## begin Data excerpts

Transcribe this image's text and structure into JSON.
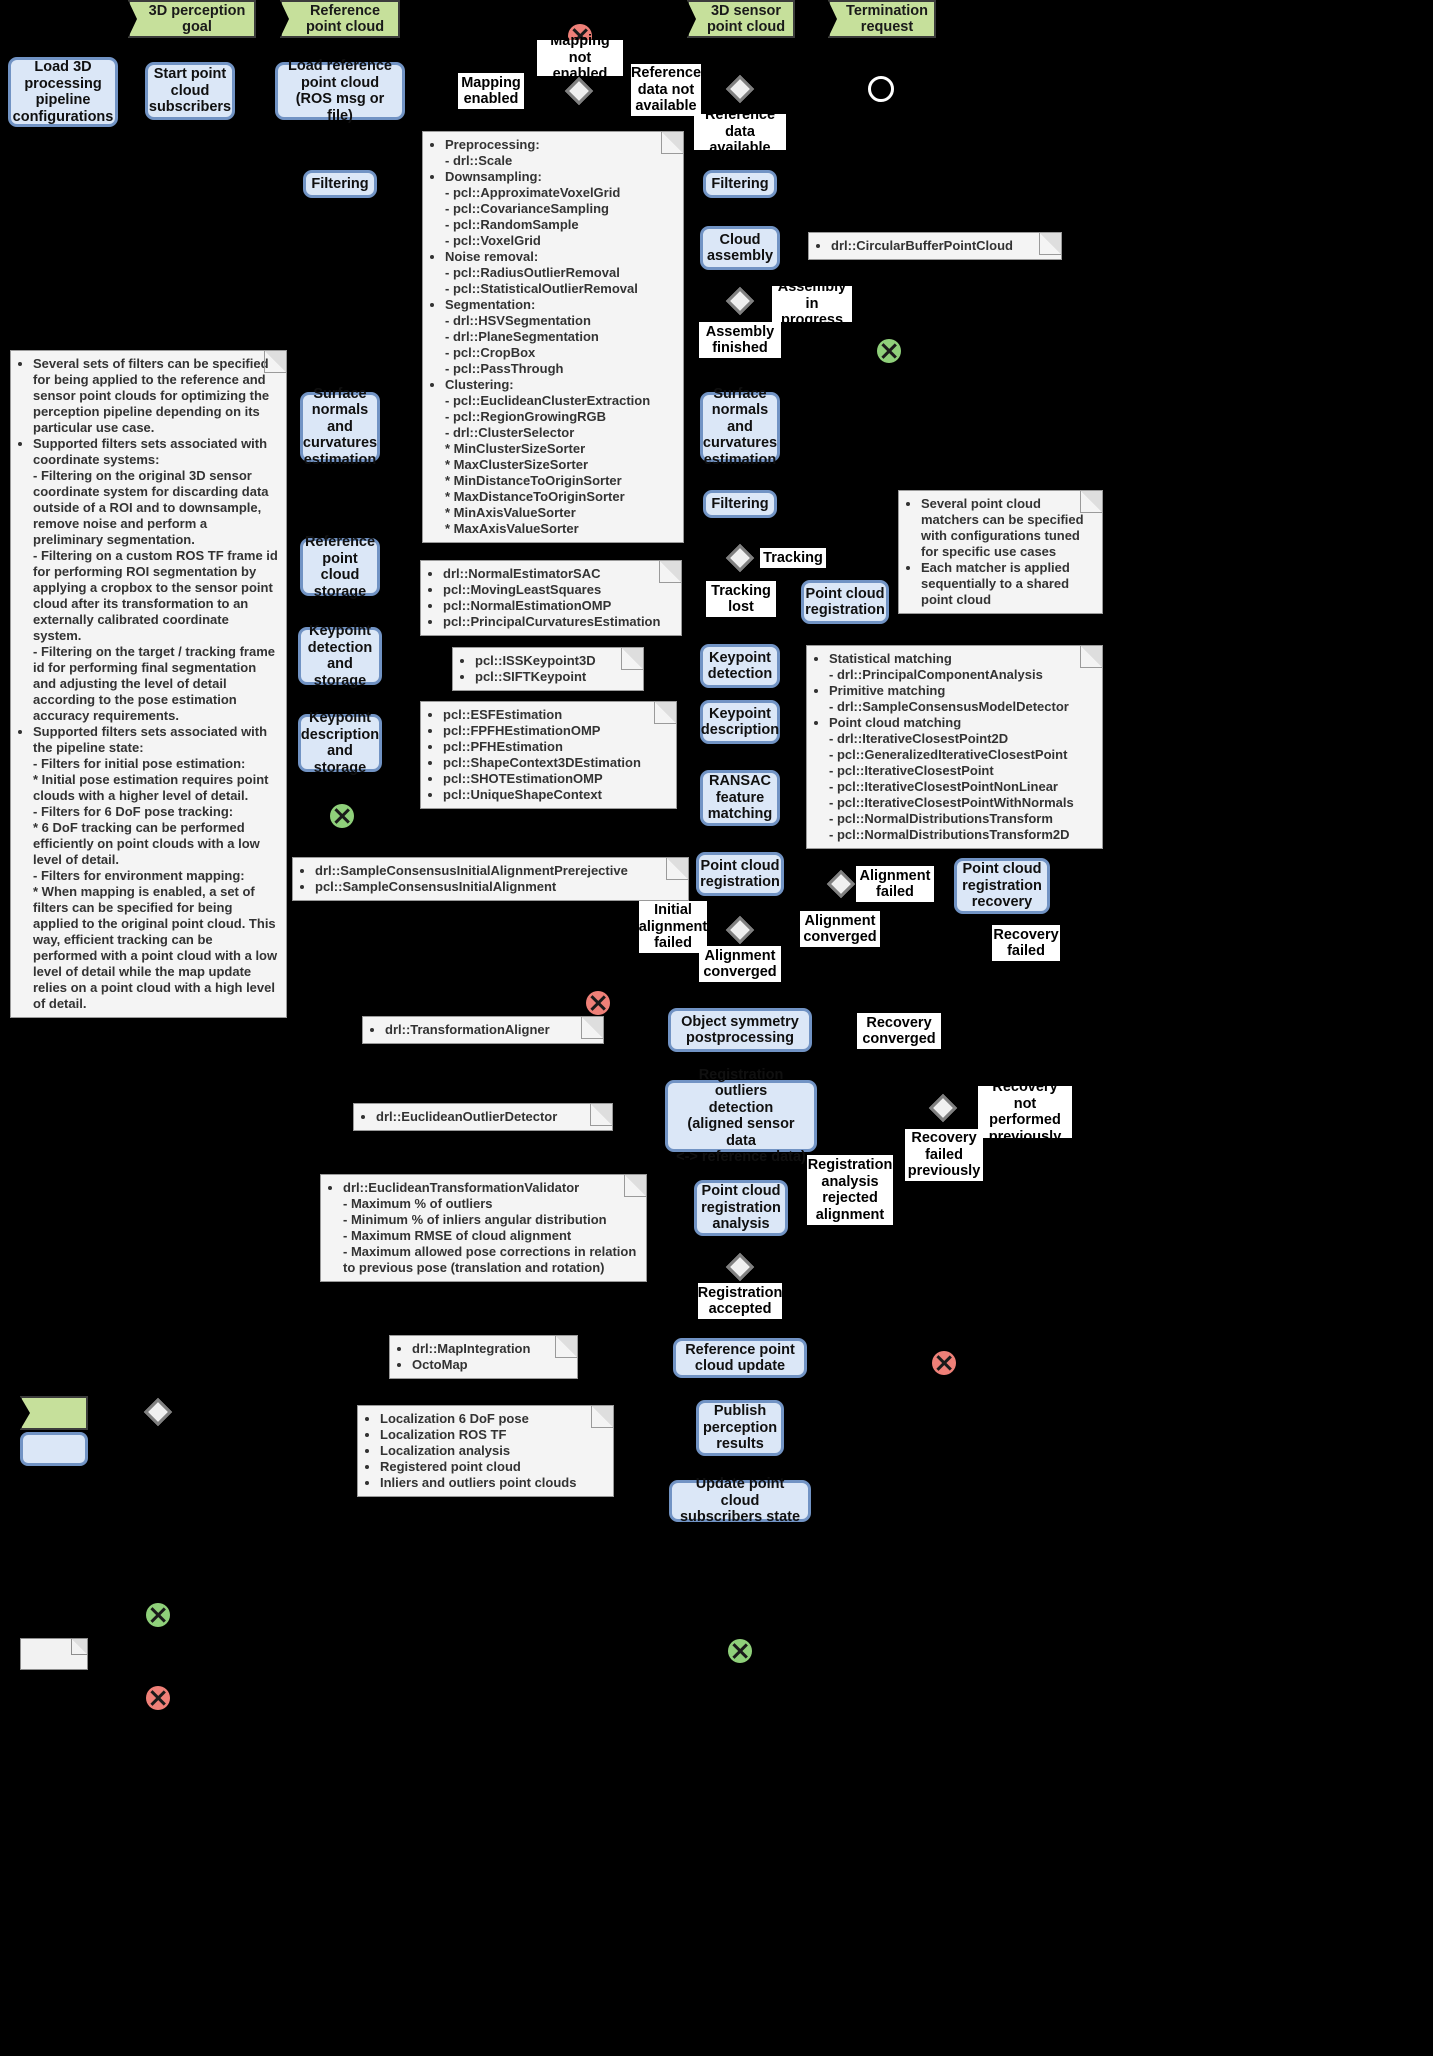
{
  "colors": {
    "background": "#000000",
    "signal_fill": "#c6e09b",
    "activity_fill": "#dbe7f7",
    "activity_border": "#7193c4",
    "note_fill": "#f4f4f4",
    "guard_fill": "#ffffff",
    "terminator_red": "#ef8078",
    "terminator_green": "#8fd07a",
    "decision_fill": "#f0f0f0"
  },
  "signals": [
    {
      "id": "sig-3d-perception-goal",
      "label": "3D perception\ngoal"
    },
    {
      "id": "sig-reference-point-cloud",
      "label": "Reference\npoint cloud"
    },
    {
      "id": "sig-3d-sensor-point-cloud",
      "label": "3D sensor\npoint cloud"
    },
    {
      "id": "sig-termination-request",
      "label": "Termination\nrequest"
    }
  ],
  "activities": {
    "load_pipeline_configurations": "Load 3D\nprocessing\npipeline\nconfigurations",
    "start_point_cloud_subscribers": "Start point\ncloud\nsubscribers",
    "load_reference_point_cloud": "Load reference\npoint cloud\n(ROS msg or file)",
    "filtering_reference": "Filtering",
    "surface_normals_reference": "Surface\nnormals and\ncurvatures\nestimation",
    "reference_point_cloud_storage": "Reference\npoint cloud\nstorage",
    "keypoint_detection_storage": "Keypoint\ndetection\nand storage",
    "keypoint_description_storage": "Keypoint\ndescription\nand storage",
    "filtering_sensor": "Filtering",
    "cloud_assembly": "Cloud\nassembly",
    "surface_normals_sensor": "Surface\nnormals and\ncurvatures\nestimation",
    "filtering_sensor_2": "Filtering",
    "keypoint_detection": "Keypoint\ndetection",
    "keypoint_description": "Keypoint\ndescription",
    "ransac_feature_matching": "RANSAC\nfeature\nmatching",
    "point_cloud_registration_initial": "Point cloud\nregistration",
    "point_cloud_registration_tracking": "Point cloud\nregistration",
    "point_cloud_registration_recovery": "Point cloud\nregistration\nrecovery",
    "object_symmetry_postprocessing": "Object symmetry\npostprocessing",
    "registration_outliers_detection": "Registration outliers\ndetection\n(aligned sensor data\n<-> reference data)",
    "point_cloud_registration_analysis": "Point cloud\nregistration\nanalysis",
    "reference_point_cloud_update": "Reference point\ncloud update",
    "publish_perception_results": "Publish\nperception\nresults",
    "update_point_cloud_subscribers_state": "Update point cloud\nsubscribers state"
  },
  "guards": {
    "mapping_enabled": "Mapping\nenabled",
    "mapping_not_enabled": "Mapping\nnot enabled",
    "reference_data_not_available": "Reference\ndata not\navailable",
    "reference_data_available": "Reference\ndata available",
    "assembly_in_progress": "Assembly\nin progress",
    "assembly_finished": "Assembly\nfinished",
    "tracking": "Tracking",
    "tracking_lost": "Tracking\nlost",
    "initial_alignment_failed": "Initial\nalignment\nfailed",
    "alignment_converged_initial": "Alignment\nconverged",
    "alignment_failed": "Alignment\nfailed",
    "alignment_converged_tracking": "Alignment\nconverged",
    "recovery_failed": "Recovery\nfailed",
    "recovery_converged": "Recovery\nconverged",
    "recovery_not_performed_previously": "Recovery\nnot performed\npreviously",
    "recovery_failed_previously": "Recovery\nfailed\npreviously",
    "registration_analysis_rejected_alignment": "Registration\nanalysis\nrejected\nalignment",
    "registration_accepted": "Registration\naccepted"
  },
  "notes": {
    "filters_note": {
      "items": [
        {
          "type": "bullet",
          "text": "Several sets of filters can be specified for being applied to the reference and sensor point clouds for optimizing the perception pipeline depending on its particular use case."
        },
        {
          "type": "bullet",
          "text": "Supported filters sets associated with coordinate systems:"
        },
        {
          "type": "plain",
          "text": "- Filtering on the original 3D sensor coordinate system for discarding data outside of a ROI and to downsample, remove noise and perform a preliminary segmentation."
        },
        {
          "type": "plain",
          "text": "- Filtering on a custom ROS TF frame id for performing ROI segmentation by applying a cropbox to the sensor point cloud after its transformation to an externally calibrated coordinate system."
        },
        {
          "type": "plain",
          "text": "- Filtering on the target / tracking frame id for performing final segmentation and adjusting the level of detail according to the pose estimation accuracy requirements."
        },
        {
          "type": "bullet",
          "text": "Supported filters sets associated with the pipeline state:"
        },
        {
          "type": "plain",
          "text": "- Filters for initial pose estimation:"
        },
        {
          "type": "plain",
          "text": "  * Initial pose estimation requires point clouds with a higher level of detail."
        },
        {
          "type": "plain",
          "text": "- Filters for 6 DoF pose tracking:"
        },
        {
          "type": "plain",
          "text": "  * 6 DoF tracking can be performed efficiently on point clouds with a low level of detail."
        },
        {
          "type": "plain",
          "text": "- Filters for environment mapping:"
        },
        {
          "type": "plain",
          "text": "  * When mapping is enabled, a set of filters can be specified for being applied to the original point cloud. This way, efficient tracking can be performed with a point cloud with a low level of detail while the map update relies on a point cloud with a high level of detail."
        }
      ]
    },
    "filtering_algorithms_note": {
      "items": [
        {
          "type": "bullet",
          "text": "Preprocessing:"
        },
        {
          "type": "sub",
          "text": "- drl::Scale"
        },
        {
          "type": "bullet",
          "text": "Downsampling:"
        },
        {
          "type": "sub",
          "text": "- pcl::ApproximateVoxelGrid"
        },
        {
          "type": "sub",
          "text": "- pcl::CovarianceSampling"
        },
        {
          "type": "sub",
          "text": "- pcl::RandomSample"
        },
        {
          "type": "sub",
          "text": "- pcl::VoxelGrid"
        },
        {
          "type": "bullet",
          "text": "Noise removal:"
        },
        {
          "type": "sub",
          "text": "- pcl::RadiusOutlierRemoval"
        },
        {
          "type": "sub",
          "text": "- pcl::StatisticalOutlierRemoval"
        },
        {
          "type": "bullet",
          "text": "Segmentation:"
        },
        {
          "type": "sub",
          "text": "- drl::HSVSegmentation"
        },
        {
          "type": "sub",
          "text": "- drl::PlaneSegmentation"
        },
        {
          "type": "sub",
          "text": "- pcl::CropBox"
        },
        {
          "type": "sub",
          "text": "- pcl::PassThrough"
        },
        {
          "type": "bullet",
          "text": "Clustering:"
        },
        {
          "type": "sub",
          "text": "- pcl::EuclideanClusterExtraction"
        },
        {
          "type": "sub",
          "text": "- pcl::RegionGrowingRGB"
        },
        {
          "type": "sub",
          "text": "- drl::ClusterSelector"
        },
        {
          "type": "sub",
          "text": "  * MinClusterSizeSorter"
        },
        {
          "type": "sub",
          "text": "  * MaxClusterSizeSorter"
        },
        {
          "type": "sub",
          "text": "  * MinDistanceToOriginSorter"
        },
        {
          "type": "sub",
          "text": "  * MaxDistanceToOriginSorter"
        },
        {
          "type": "sub",
          "text": "  * MinAxisValueSorter"
        },
        {
          "type": "sub",
          "text": "  * MaxAxisValueSorter"
        }
      ]
    },
    "circular_buffer_note": {
      "items": [
        {
          "type": "bullet",
          "text": "drl::CircularBufferPointCloud"
        }
      ]
    },
    "normals_note": {
      "items": [
        {
          "type": "bullet",
          "text": "drl::NormalEstimatorSAC"
        },
        {
          "type": "bullet",
          "text": "pcl::MovingLeastSquares"
        },
        {
          "type": "bullet",
          "text": "pcl::NormalEstimationOMP"
        },
        {
          "type": "bullet",
          "text": "pcl::PrincipalCurvaturesEstimation"
        }
      ]
    },
    "keypoint_detectors_note": {
      "items": [
        {
          "type": "bullet",
          "text": "pcl::ISSKeypoint3D"
        },
        {
          "type": "bullet",
          "text": "pcl::SIFTKeypoint"
        }
      ]
    },
    "keypoint_descriptors_note": {
      "items": [
        {
          "type": "bullet",
          "text": "pcl::ESFEstimation"
        },
        {
          "type": "bullet",
          "text": "pcl::FPFHEstimationOMP"
        },
        {
          "type": "bullet",
          "text": "pcl::PFHEstimation"
        },
        {
          "type": "bullet",
          "text": "pcl::ShapeContext3DEstimation"
        },
        {
          "type": "bullet",
          "text": "pcl::SHOTEstimationOMP"
        },
        {
          "type": "bullet",
          "text": "pcl::UniqueShapeContext"
        }
      ]
    },
    "matchers_note": {
      "items": [
        {
          "type": "bullet",
          "text": "Several point cloud matchers can be specified with configurations tuned for specific use cases"
        },
        {
          "type": "bullet",
          "text": "Each matcher is applied sequentially to a shared point cloud"
        }
      ]
    },
    "matching_algorithms_note": {
      "items": [
        {
          "type": "bullet",
          "text": "Statistical matching"
        },
        {
          "type": "sub",
          "text": "- drl::PrincipalComponentAnalysis"
        },
        {
          "type": "bullet",
          "text": "Primitive matching"
        },
        {
          "type": "sub",
          "text": "- drl::SampleConsensusModelDetector"
        },
        {
          "type": "bullet",
          "text": "Point cloud matching"
        },
        {
          "type": "sub",
          "text": "- drl::IterativeClosestPoint2D"
        },
        {
          "type": "sub",
          "text": "- pcl::GeneralizedIterativeClosestPoint"
        },
        {
          "type": "sub",
          "text": "- pcl::IterativeClosestPoint"
        },
        {
          "type": "sub",
          "text": "- pcl::IterativeClosestPointNonLinear"
        },
        {
          "type": "sub",
          "text": "- pcl::IterativeClosestPointWithNormals"
        },
        {
          "type": "sub",
          "text": "- pcl::NormalDistributionsTransform"
        },
        {
          "type": "sub",
          "text": "- pcl::NormalDistributionsTransform2D"
        }
      ]
    },
    "initial_alignment_note": {
      "items": [
        {
          "type": "bullet",
          "text": "drl::SampleConsensusInitialAlignmentPrerejective"
        },
        {
          "type": "bullet",
          "text": "pcl::SampleConsensusInitialAlignment"
        }
      ]
    },
    "transformation_aligner_note": {
      "items": [
        {
          "type": "bullet",
          "text": "drl::TransformationAligner"
        }
      ]
    },
    "euclidean_outlier_note": {
      "items": [
        {
          "type": "bullet",
          "text": "drl::EuclideanOutlierDetector"
        }
      ]
    },
    "transformation_validator_note": {
      "items": [
        {
          "type": "bullet",
          "text": "drl::EuclideanTransformationValidator"
        },
        {
          "type": "sub",
          "text": "- Maximum % of outliers"
        },
        {
          "type": "sub",
          "text": "- Minimum % of inliers angular distribution"
        },
        {
          "type": "sub",
          "text": "- Maximum RMSE of cloud alignment"
        },
        {
          "type": "sub",
          "text": "- Maximum allowed pose corrections in relation to previous pose (translation and rotation)"
        }
      ]
    },
    "map_integration_note": {
      "items": [
        {
          "type": "bullet",
          "text": "drl::MapIntegration"
        },
        {
          "type": "bullet",
          "text": "OctoMap"
        }
      ]
    },
    "results_note": {
      "items": [
        {
          "type": "bullet",
          "text": "Localization 6 DoF pose"
        },
        {
          "type": "bullet",
          "text": "Localization ROS TF"
        },
        {
          "type": "bullet",
          "text": "Localization analysis"
        },
        {
          "type": "bullet",
          "text": "Registered point cloud"
        },
        {
          "type": "bullet",
          "text": "Inliers and outliers point clouds"
        }
      ]
    }
  },
  "legend": {
    "shapes": [
      {
        "name": "signal-swatch"
      },
      {
        "name": "activity-swatch"
      },
      {
        "name": "note-swatch"
      },
      {
        "name": "decision-swatch"
      },
      {
        "name": "green-terminator-swatch"
      },
      {
        "name": "red-terminator-swatch"
      }
    ]
  }
}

## end Data excerpts

→ To be done: Say the number of lines in the records above that include the string "nestimation", and no more.

→ Result of this exercise: 2